What you are asked to do » Return the material exactly as supplied, apart from the pictures, which are omitted.

Dataset »
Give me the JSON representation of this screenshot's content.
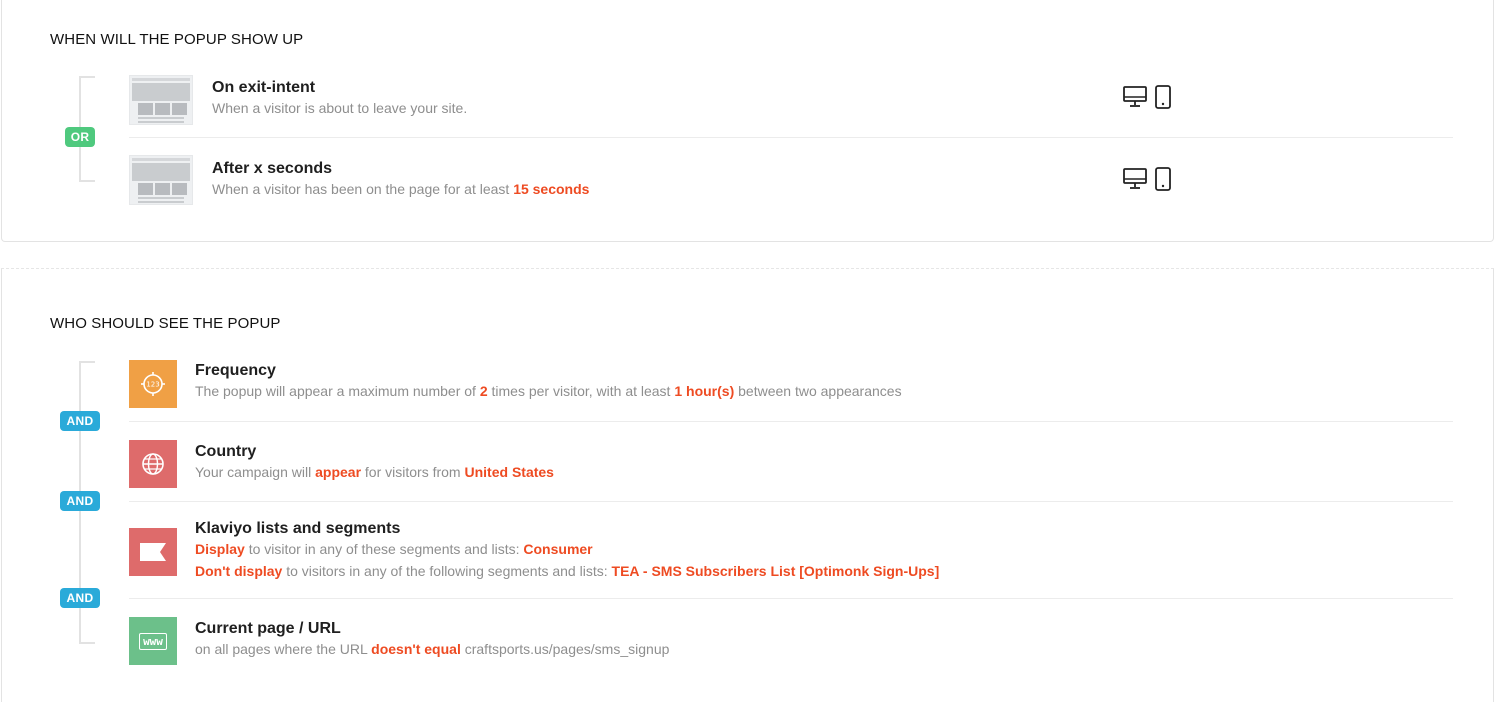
{
  "when_section": {
    "title": "WHEN WILL THE POPUP SHOW UP",
    "connector": "OR",
    "items": [
      {
        "title": "On exit-intent",
        "desc": "When a visitor is about to leave your site.",
        "devices": [
          "desktop-icon",
          "mobile-icon"
        ]
      },
      {
        "title": "After x seconds",
        "desc_prefix": "When a visitor has been on the page for at least ",
        "desc_value": "15 seconds",
        "devices": [
          "desktop-icon",
          "mobile-icon"
        ]
      }
    ]
  },
  "who_section": {
    "title": "WHO SHOULD SEE THE POPUP",
    "connector": "AND",
    "items": [
      {
        "title": "Frequency",
        "icon": "frequency-icon",
        "color": "#f0a045",
        "parts": [
          "The popup will appear a maximum number of ",
          "2",
          " times per visitor, with at least ",
          "1 hour(s)",
          " between two appearances"
        ]
      },
      {
        "title": "Country",
        "icon": "globe-icon",
        "color": "#de6b6b",
        "parts": [
          "Your campaign will ",
          "appear",
          " for visitors from ",
          "United States"
        ]
      },
      {
        "title": "Klaviyo lists and segments",
        "icon": "flag-icon",
        "color": "#de6b6b",
        "line1": [
          "Display",
          " to visitor in any of these segments and lists: ",
          "Consumer"
        ],
        "line2": [
          "Don't display",
          " to visitors in any of the following segments and lists: ",
          "TEA - SMS Subscribers List [Optimonk Sign-Ups]"
        ]
      },
      {
        "title": "Current page / URL",
        "icon": "www-icon",
        "icon_text": "www",
        "color": "#6cc08a",
        "parts": [
          "on all pages where the URL ",
          "doesn't equal",
          " craftsports.us/pages/sms_signup"
        ]
      }
    ]
  },
  "colors": {
    "highlight": "#ee4b22",
    "or_badge": "#4fc97e",
    "and_badge": "#2aaad9"
  }
}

Exercise response »
Give me the JSON representation of this screenshot's content.
{
  "when_section": {
    "title": "WHEN WILL THE POPUP SHOW UP",
    "connector": "OR",
    "items": [
      {
        "title": "On exit-intent",
        "desc": "When a visitor is about to leave your site.",
        "devices": [
          "desktop-icon",
          "mobile-icon"
        ]
      },
      {
        "title": "After x seconds",
        "desc_prefix": "When a visitor has been on the page for at least ",
        "desc_value": "15 seconds",
        "devices": [
          "desktop-icon",
          "mobile-icon"
        ]
      }
    ]
  },
  "who_section": {
    "title": "WHO SHOULD SEE THE POPUP",
    "connector": "AND",
    "items": [
      {
        "title": "Frequency",
        "icon": "frequency-icon",
        "color": "#f0a045",
        "parts": [
          "The popup will appear a maximum number of ",
          "2",
          " times per visitor, with at least ",
          "1 hour(s)",
          " between two appearances"
        ]
      },
      {
        "title": "Country",
        "icon": "globe-icon",
        "color": "#de6b6b",
        "parts": [
          "Your campaign will ",
          "appear",
          " for visitors from ",
          "United States"
        ]
      },
      {
        "title": "Klaviyo lists and segments",
        "icon": "flag-icon",
        "color": "#de6b6b",
        "line1": [
          "Display",
          " to visitor in any of these segments and lists: ",
          "Consumer"
        ],
        "line2": [
          "Don't display",
          " to visitors in any of the following segments and lists: ",
          "TEA - SMS Subscribers List [Optimonk Sign-Ups]"
        ]
      },
      {
        "title": "Current page / URL",
        "icon": "www-icon",
        "icon_text": "www",
        "color": "#6cc08a",
        "parts": [
          "on all pages where the URL ",
          "doesn't equal",
          " craftsports.us/pages/sms_signup"
        ]
      }
    ]
  },
  "colors": {
    "highlight": "#ee4b22",
    "or_badge": "#4fc97e",
    "and_badge": "#2aaad9"
  }
}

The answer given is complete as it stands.